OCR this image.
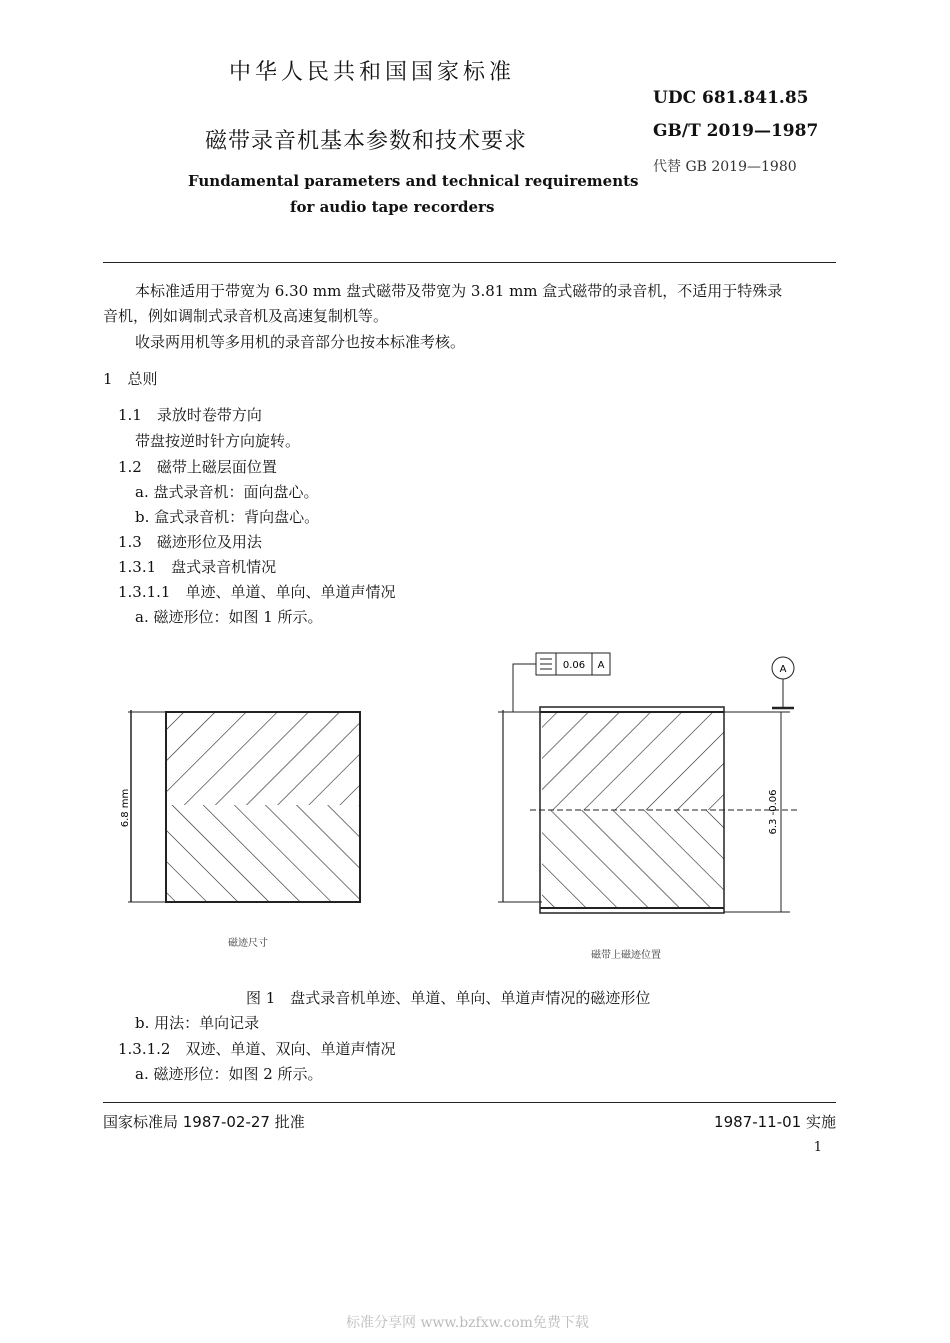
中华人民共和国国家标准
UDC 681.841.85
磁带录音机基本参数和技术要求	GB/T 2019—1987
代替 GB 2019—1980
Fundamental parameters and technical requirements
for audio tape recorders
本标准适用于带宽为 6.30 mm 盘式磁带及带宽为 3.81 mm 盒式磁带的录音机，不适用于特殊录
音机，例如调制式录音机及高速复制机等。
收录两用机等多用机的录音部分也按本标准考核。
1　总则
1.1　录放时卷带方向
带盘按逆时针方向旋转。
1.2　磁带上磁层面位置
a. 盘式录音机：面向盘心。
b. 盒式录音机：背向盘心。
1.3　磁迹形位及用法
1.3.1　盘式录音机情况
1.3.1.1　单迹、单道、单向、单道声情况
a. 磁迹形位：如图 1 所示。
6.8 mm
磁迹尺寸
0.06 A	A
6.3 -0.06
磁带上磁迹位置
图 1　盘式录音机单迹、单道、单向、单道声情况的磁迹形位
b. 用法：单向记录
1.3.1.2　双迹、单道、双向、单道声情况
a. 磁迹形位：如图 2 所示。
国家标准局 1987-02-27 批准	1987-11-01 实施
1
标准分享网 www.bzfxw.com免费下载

* * *

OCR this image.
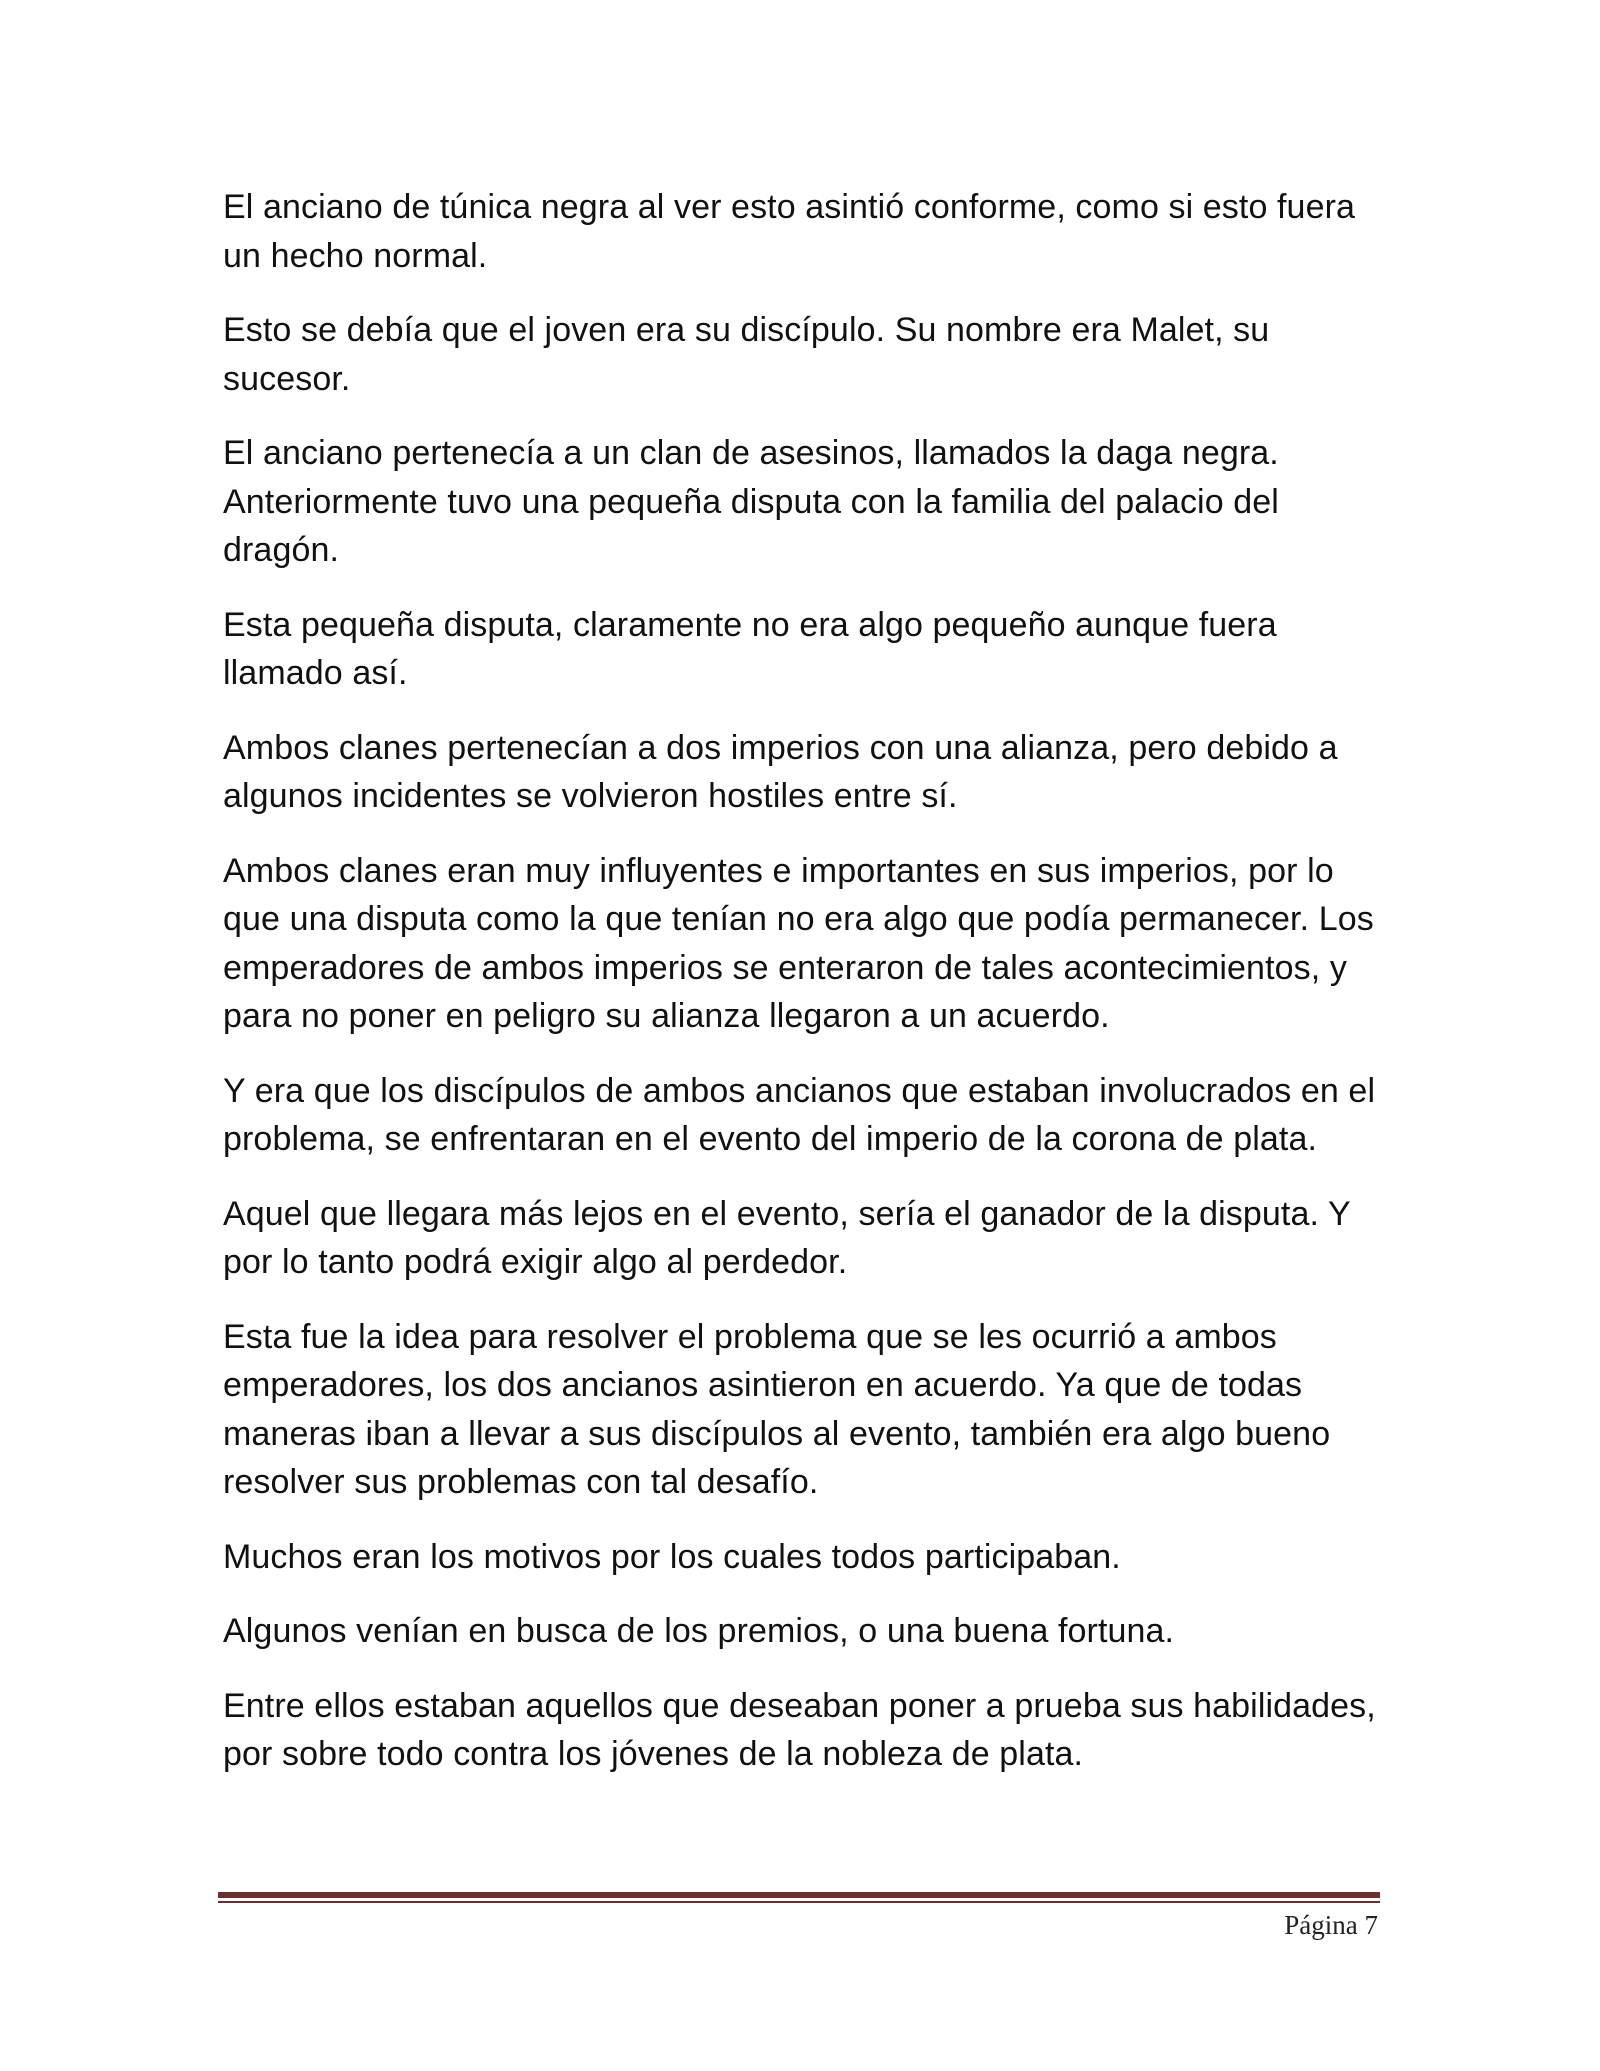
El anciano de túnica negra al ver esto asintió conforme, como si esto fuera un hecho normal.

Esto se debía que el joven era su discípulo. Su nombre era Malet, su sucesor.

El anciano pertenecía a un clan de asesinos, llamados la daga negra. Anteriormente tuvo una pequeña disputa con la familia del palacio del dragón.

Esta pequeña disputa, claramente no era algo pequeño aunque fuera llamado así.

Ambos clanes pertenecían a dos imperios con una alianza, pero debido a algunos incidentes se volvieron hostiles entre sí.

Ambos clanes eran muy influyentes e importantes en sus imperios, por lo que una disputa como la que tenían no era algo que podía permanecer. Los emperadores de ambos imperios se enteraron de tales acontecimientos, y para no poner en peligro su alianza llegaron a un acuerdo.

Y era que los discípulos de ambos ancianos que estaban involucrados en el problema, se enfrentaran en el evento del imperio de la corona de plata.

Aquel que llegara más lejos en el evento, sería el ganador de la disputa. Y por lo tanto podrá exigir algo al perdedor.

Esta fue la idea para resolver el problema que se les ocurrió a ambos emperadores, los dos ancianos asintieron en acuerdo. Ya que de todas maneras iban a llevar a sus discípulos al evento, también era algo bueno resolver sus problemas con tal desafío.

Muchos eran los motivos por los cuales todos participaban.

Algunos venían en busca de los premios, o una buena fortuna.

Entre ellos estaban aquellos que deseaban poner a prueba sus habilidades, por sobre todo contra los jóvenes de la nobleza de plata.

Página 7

Task goal:
In the listing above, locate each line with "discípulos" and copy it.

Result of the task:
Y era que los discípulos de ambos ancianos que estaban involucrados en el problema, se enfrentaran en el evento del imperio de la corona de plata.
Esta fue la idea para resolver el problema que se les ocurrió a ambos emperadores, los dos ancianos asintieron en acuerdo. Ya que de todas maneras iban a llevar a sus discípulos al evento, también era algo bueno resolver sus problemas con tal desafío.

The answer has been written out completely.